> [WHAT IS ASKED] Give the listing again character for character, but drop the images.

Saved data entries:
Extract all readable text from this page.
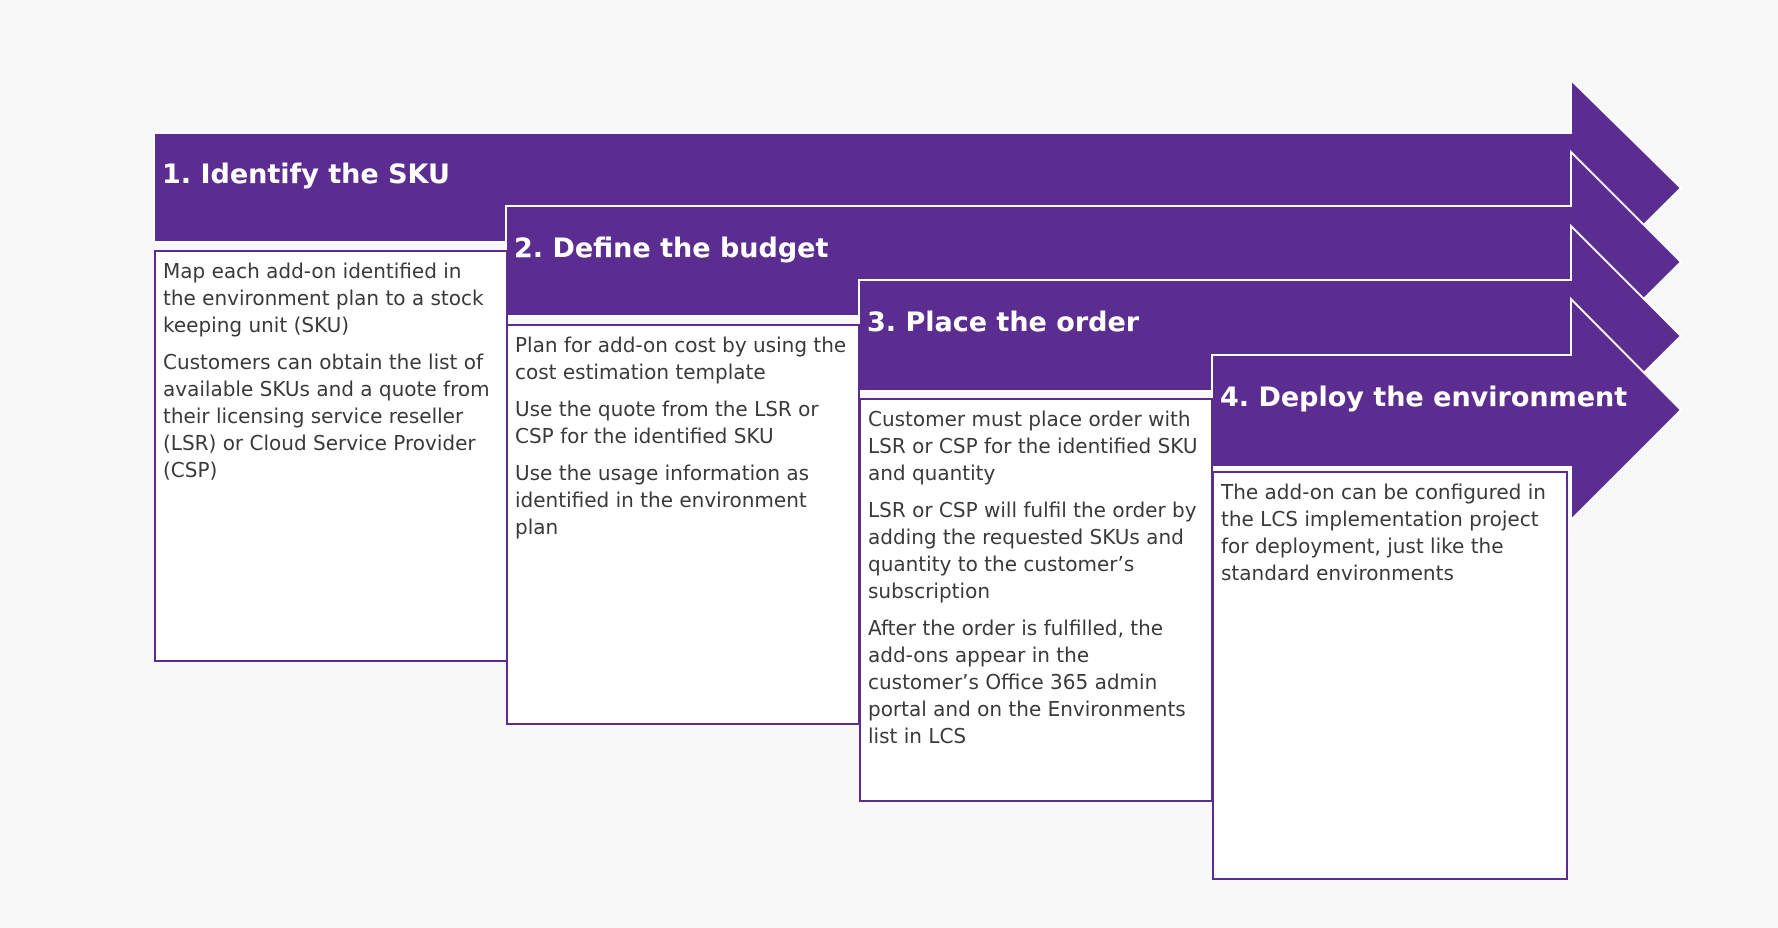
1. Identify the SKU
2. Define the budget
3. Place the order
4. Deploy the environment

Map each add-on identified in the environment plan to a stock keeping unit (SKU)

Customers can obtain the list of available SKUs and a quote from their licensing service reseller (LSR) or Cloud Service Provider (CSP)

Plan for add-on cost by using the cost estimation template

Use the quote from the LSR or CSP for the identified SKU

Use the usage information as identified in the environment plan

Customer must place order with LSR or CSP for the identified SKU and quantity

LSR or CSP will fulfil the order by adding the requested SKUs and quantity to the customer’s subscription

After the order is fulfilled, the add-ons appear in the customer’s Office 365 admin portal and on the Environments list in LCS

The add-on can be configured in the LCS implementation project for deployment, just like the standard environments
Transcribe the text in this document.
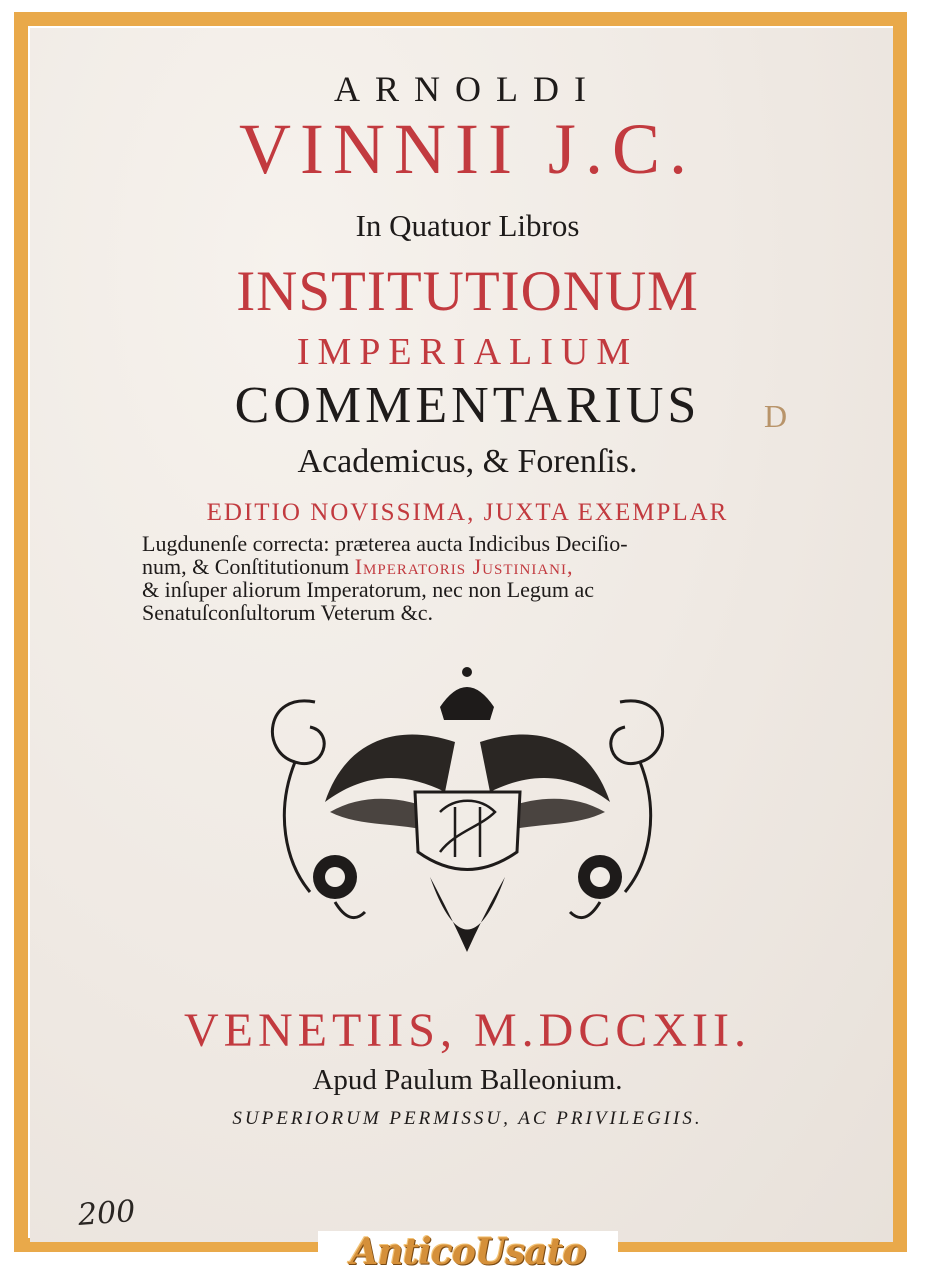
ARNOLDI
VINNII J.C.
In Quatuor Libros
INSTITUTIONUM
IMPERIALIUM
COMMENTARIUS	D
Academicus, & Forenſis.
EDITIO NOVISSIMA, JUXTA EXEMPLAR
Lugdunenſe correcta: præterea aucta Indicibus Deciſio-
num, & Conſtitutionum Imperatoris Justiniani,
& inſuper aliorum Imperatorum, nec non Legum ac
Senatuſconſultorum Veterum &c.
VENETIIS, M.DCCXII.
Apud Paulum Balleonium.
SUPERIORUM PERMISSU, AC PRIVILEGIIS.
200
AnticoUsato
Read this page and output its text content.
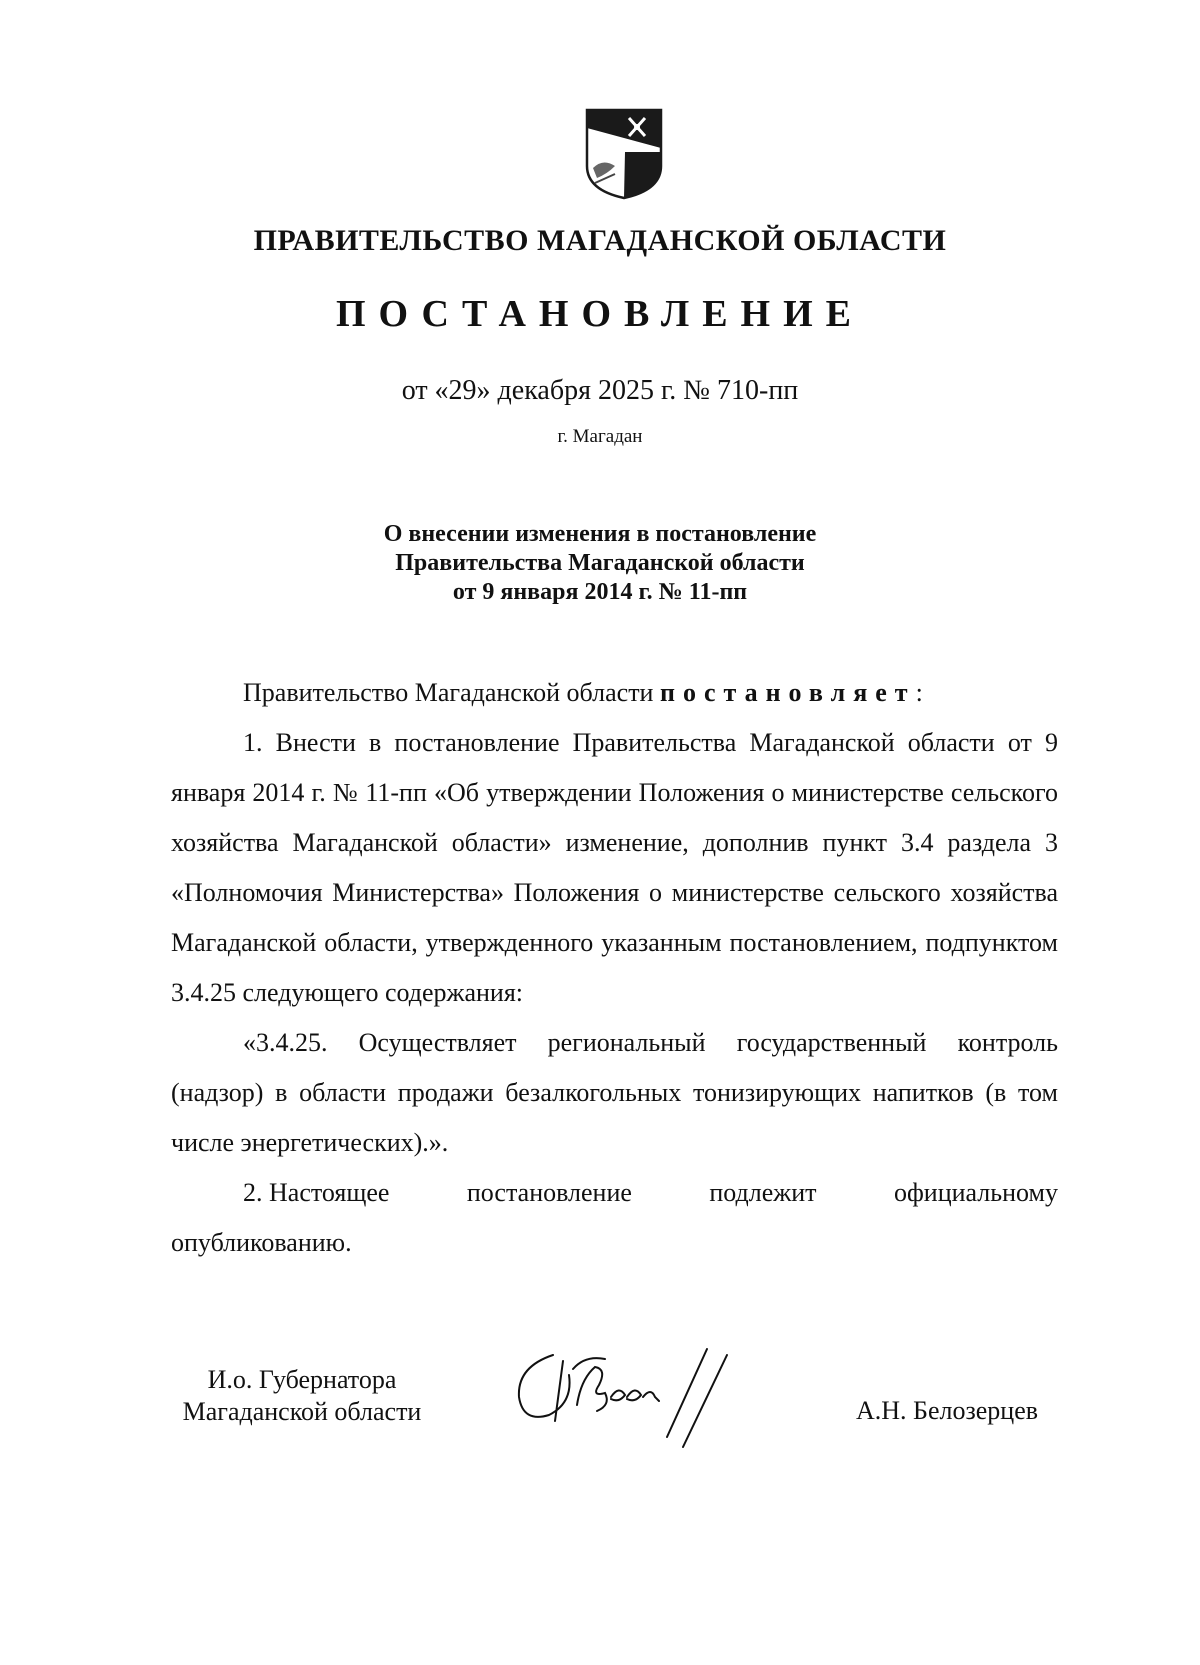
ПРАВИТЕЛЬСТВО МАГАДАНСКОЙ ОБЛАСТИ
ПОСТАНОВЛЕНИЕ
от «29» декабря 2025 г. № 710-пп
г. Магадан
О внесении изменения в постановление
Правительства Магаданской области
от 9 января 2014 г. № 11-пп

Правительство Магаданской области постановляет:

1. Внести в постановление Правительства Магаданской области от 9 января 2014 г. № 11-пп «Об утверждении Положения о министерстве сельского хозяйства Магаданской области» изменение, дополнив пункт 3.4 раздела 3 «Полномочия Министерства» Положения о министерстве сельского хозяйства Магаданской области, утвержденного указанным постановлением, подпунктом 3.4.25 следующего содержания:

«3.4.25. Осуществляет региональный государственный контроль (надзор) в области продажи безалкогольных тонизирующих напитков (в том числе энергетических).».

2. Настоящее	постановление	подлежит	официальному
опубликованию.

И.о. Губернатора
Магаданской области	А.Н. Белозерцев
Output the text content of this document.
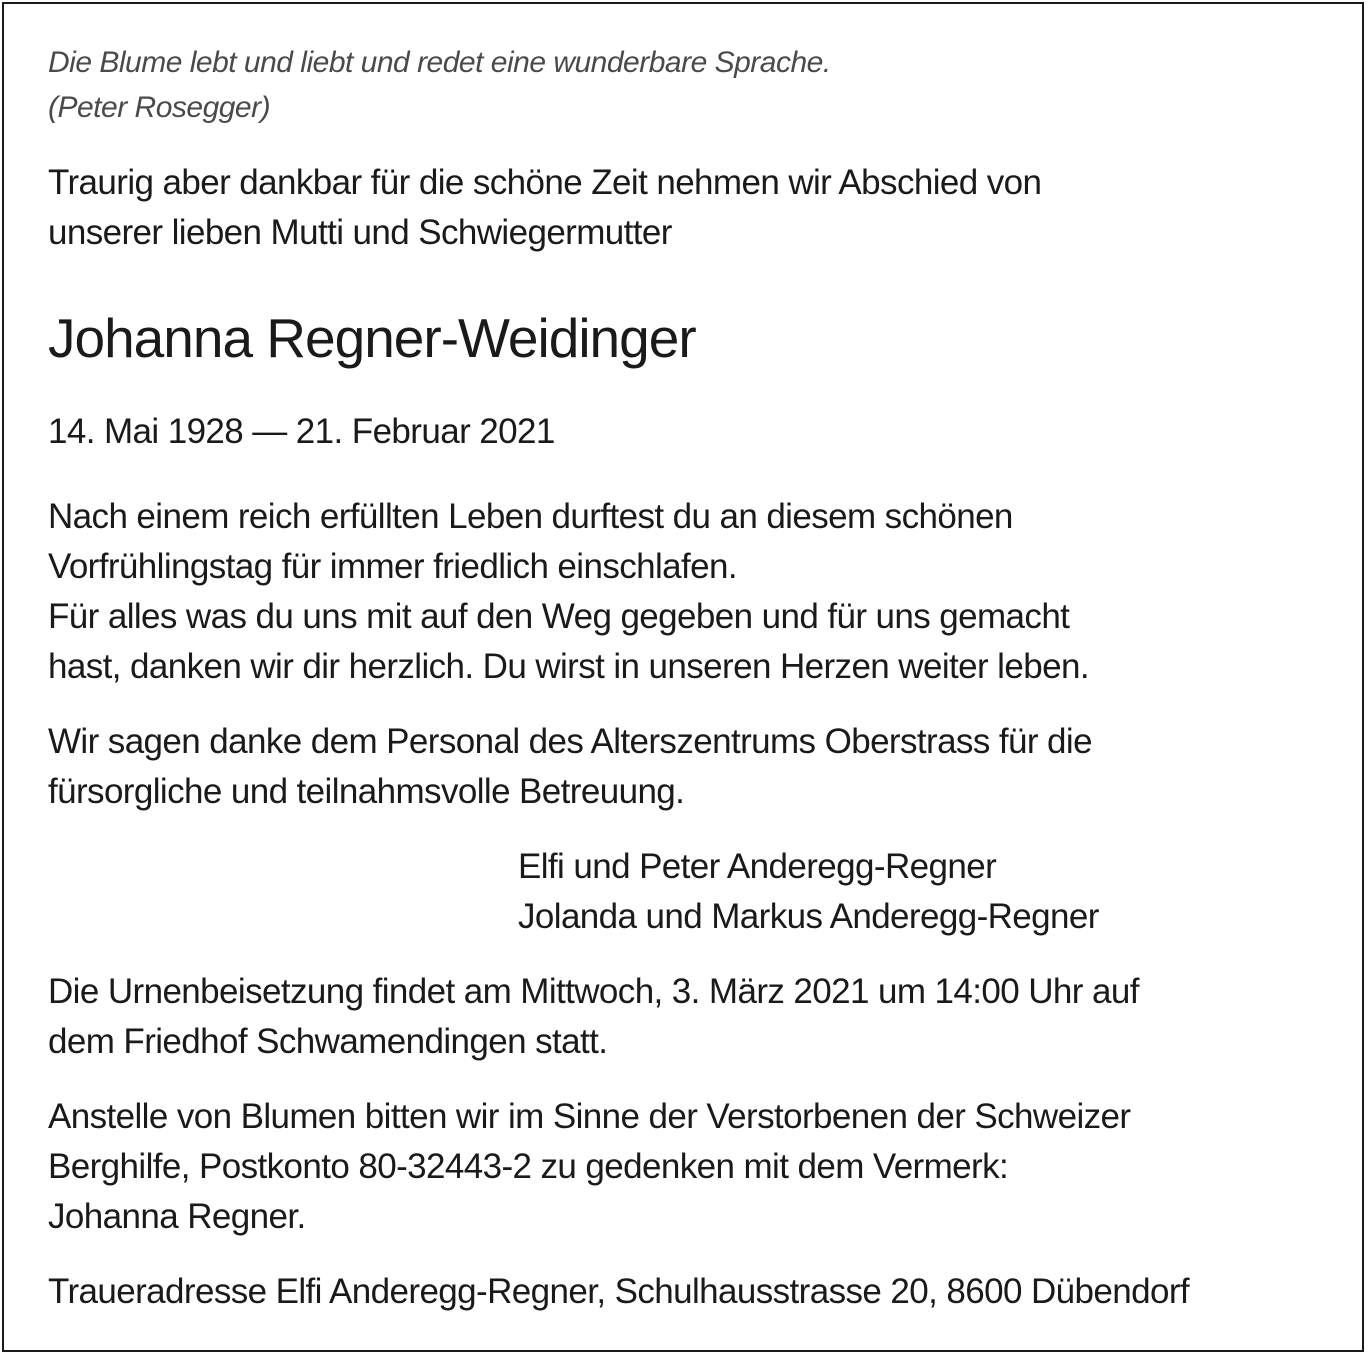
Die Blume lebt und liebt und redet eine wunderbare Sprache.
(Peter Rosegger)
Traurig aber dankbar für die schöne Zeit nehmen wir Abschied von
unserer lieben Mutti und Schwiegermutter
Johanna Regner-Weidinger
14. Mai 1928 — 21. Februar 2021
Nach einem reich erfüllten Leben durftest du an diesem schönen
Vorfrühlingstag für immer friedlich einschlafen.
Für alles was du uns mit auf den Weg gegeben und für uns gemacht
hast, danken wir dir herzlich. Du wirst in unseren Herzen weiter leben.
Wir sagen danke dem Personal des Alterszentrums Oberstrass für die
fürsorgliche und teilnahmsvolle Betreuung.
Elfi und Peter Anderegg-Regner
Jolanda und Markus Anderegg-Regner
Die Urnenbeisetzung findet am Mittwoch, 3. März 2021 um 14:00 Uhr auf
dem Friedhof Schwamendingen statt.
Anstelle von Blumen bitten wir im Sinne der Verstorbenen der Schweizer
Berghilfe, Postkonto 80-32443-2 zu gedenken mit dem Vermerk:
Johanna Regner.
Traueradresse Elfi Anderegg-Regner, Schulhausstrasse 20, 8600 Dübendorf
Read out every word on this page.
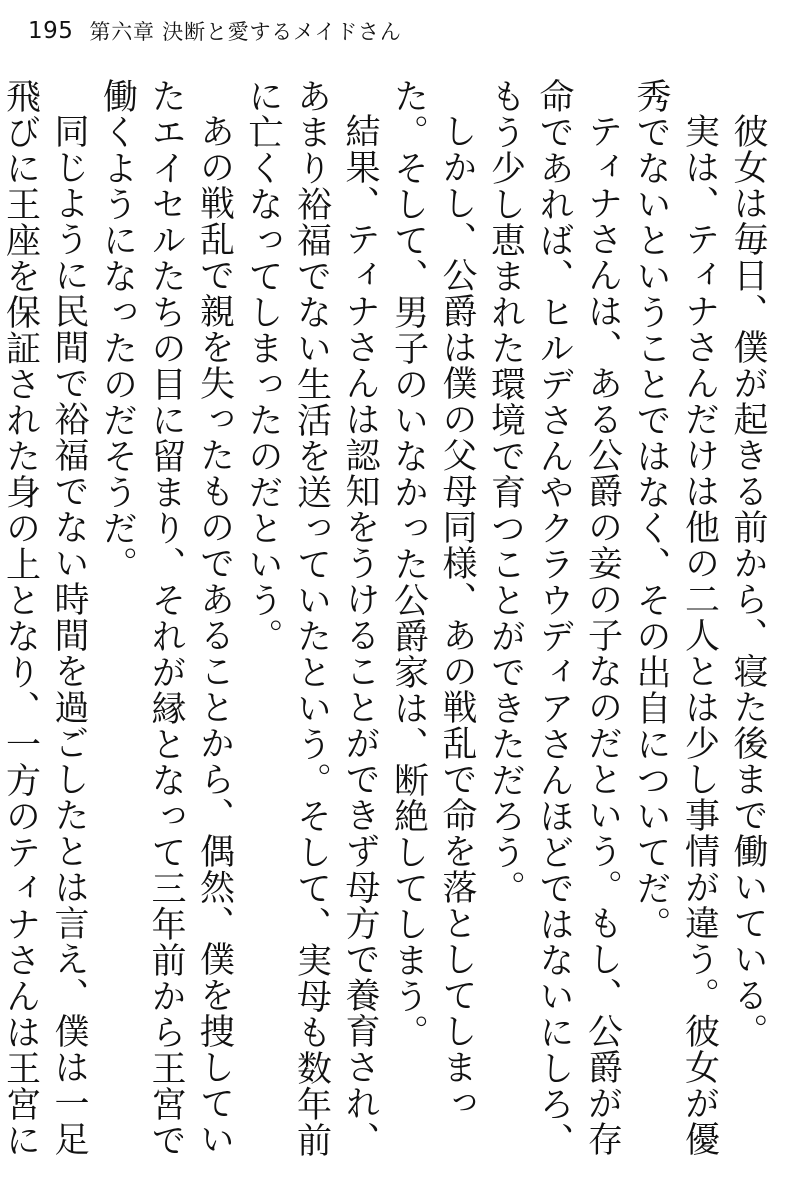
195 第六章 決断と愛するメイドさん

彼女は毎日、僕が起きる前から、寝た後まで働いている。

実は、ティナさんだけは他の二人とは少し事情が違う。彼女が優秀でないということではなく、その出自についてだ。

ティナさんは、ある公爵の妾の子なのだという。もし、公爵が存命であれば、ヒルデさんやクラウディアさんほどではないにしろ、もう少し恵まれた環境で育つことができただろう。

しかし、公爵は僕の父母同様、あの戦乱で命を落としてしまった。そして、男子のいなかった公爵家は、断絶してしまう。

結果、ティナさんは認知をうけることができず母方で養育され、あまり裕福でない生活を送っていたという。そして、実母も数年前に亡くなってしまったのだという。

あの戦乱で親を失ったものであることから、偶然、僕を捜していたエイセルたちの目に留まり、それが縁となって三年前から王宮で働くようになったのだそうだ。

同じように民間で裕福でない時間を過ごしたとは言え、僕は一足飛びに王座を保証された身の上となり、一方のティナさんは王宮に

> [FULL RESPONSE]
Extract all readable text from this page.
1. Identify the SKU
2. Define the budget
3. Place the order
4. Deploy the environment

Map each add-on identified in the environment plan to a stock keeping unit (SKU)

Customers can obtain the list of available SKUs and a quote from their licensing service reseller (LSR) or Cloud Service Provider (CSP)

Plan for add-on cost by using the cost estimation template

Use the quote from the LSR or CSP for the identified SKU

Use the usage information as identified in the environment plan

Customer must place order with LSR or CSP for the identified SKU and quantity

LSR or CSP will fulfil the order by adding the requested SKUs and quantity to the customer’s subscription

After the order is fulfilled, the add-ons appear in the customer’s Office 365 admin portal and on the Environments list in LCS

The add-on can be configured in the LCS implementation project for deployment, just like the standard environments
Transcribe the text in this document.
ARNOLDI
VINNII J.C.
In Quatuor Libros
INSTITUTIONUM
IMPERIALIUM
COMMENTARIUS	D
Academicus, & Forenſis.
EDITIO NOVISSIMA, JUXTA EXEMPLAR
Lugdunenſe correcta: præterea aucta Indicibus Deciſio-
num, & Conſtitutionum Imperatoris Justiniani,
& inſuper aliorum Imperatorum, nec non Legum ac
Senatuſconſultorum Veterum &c.
VENETIIS, M.DCCXII.
Apud Paulum Balleonium.
SUPERIORUM PERMISSU, AC PRIVILEGIIS.
200
AnticoUsato
Read this page and output its text content.
ПРАВИТЕЛЬСТВО МАГАДАНСКОЙ ОБЛАСТИ
ПОСТАНОВЛЕНИЕ
от «29» декабря 2025 г. № 710-пп
г. Магадан
О внесении изменения в постановление
Правительства Магаданской области
от 9 января 2014 г. № 11-пп

Правительство Магаданской области постановляет:

1. Внести в постановление Правительства Магаданской области от 9 января 2014 г. № 11-пп «Об утверждении Положения о министерстве сельского хозяйства Магаданской области» изменение, дополнив пункт 3.4 раздела 3 «Полномочия Министерства» Положения о министерстве сельского хозяйства Магаданской области, утвержденного указанным постановлением, подпунктом 3.4.25 следующего содержания:

«3.4.25. Осуществляет региональный государственный контроль (надзор) в области продажи безалкогольных тонизирующих напитков (в том числе энергетических).».

2. Настоящее	постановление	подлежит	официальному
опубликованию.

И.о. Губернатора
Магаданской области	А.Н. Белозерцев
Output the text content of this document.
Die Blume lebt und liebt und redet eine wunderbare Sprache.
(Peter Rosegger)
Traurig aber dankbar für die schöne Zeit nehmen wir Abschied von
unserer lieben Mutti und Schwiegermutter
Johanna Regner-Weidinger
14. Mai 1928 — 21. Februar 2021
Nach einem reich erfüllten Leben durftest du an diesem schönen
Vorfrühlingstag für immer friedlich einschlafen.
Für alles was du uns mit auf den Weg gegeben und für uns gemacht
hast, danken wir dir herzlich. Du wirst in unseren Herzen weiter leben.
Wir sagen danke dem Personal des Alterszentrums Oberstrass für die
fürsorgliche und teilnahmsvolle Betreuung.
Elfi und Peter Anderegg-Regner
Jolanda und Markus Anderegg-Regner
Die Urnenbeisetzung findet am Mittwoch, 3. März 2021 um 14:00 Uhr auf
dem Friedhof Schwamendingen statt.
Anstelle von Blumen bitten wir im Sinne der Verstorbenen der Schweizer
Berghilfe, Postkonto 80-32443-2 zu gedenken mit dem Vermerk:
Johanna Regner.
Traueradresse Elfi Anderegg-Regner, Schulhausstrasse 20, 8600 Dübendorf
Read out every word on this page.
195 第六章 決断と愛するメイドさん

彼女は毎日、僕が起きる前から、寝た後まで働いている。

実は、ティナさんだけは他の二人とは少し事情が違う。彼女が優秀でないということではなく、その出自についてだ。

ティナさんは、ある公爵の妾の子なのだという。もし、公爵が存命であれば、ヒルデさんやクラウディアさんほどではないにしろ、もう少し恵まれた環境で育つことができただろう。

しかし、公爵は僕の父母同様、あの戦乱で命を落としてしまった。そして、男子のいなかった公爵家は、断絶してしまう。

結果、ティナさんは認知をうけることができず母方で養育され、あまり裕福でない生活を送っていたという。そして、実母も数年前に亡くなってしまったのだという。

あの戦乱で親を失ったものであることから、偶然、僕を捜していたエイセルたちの目に留まり、それが縁となって三年前から王宮で働くようになったのだそうだ。

同じように民間で裕福でない時間を過ごしたとは言え、僕は一足飛びに王座を保証された身の上となり、一方のティナさんは王宮に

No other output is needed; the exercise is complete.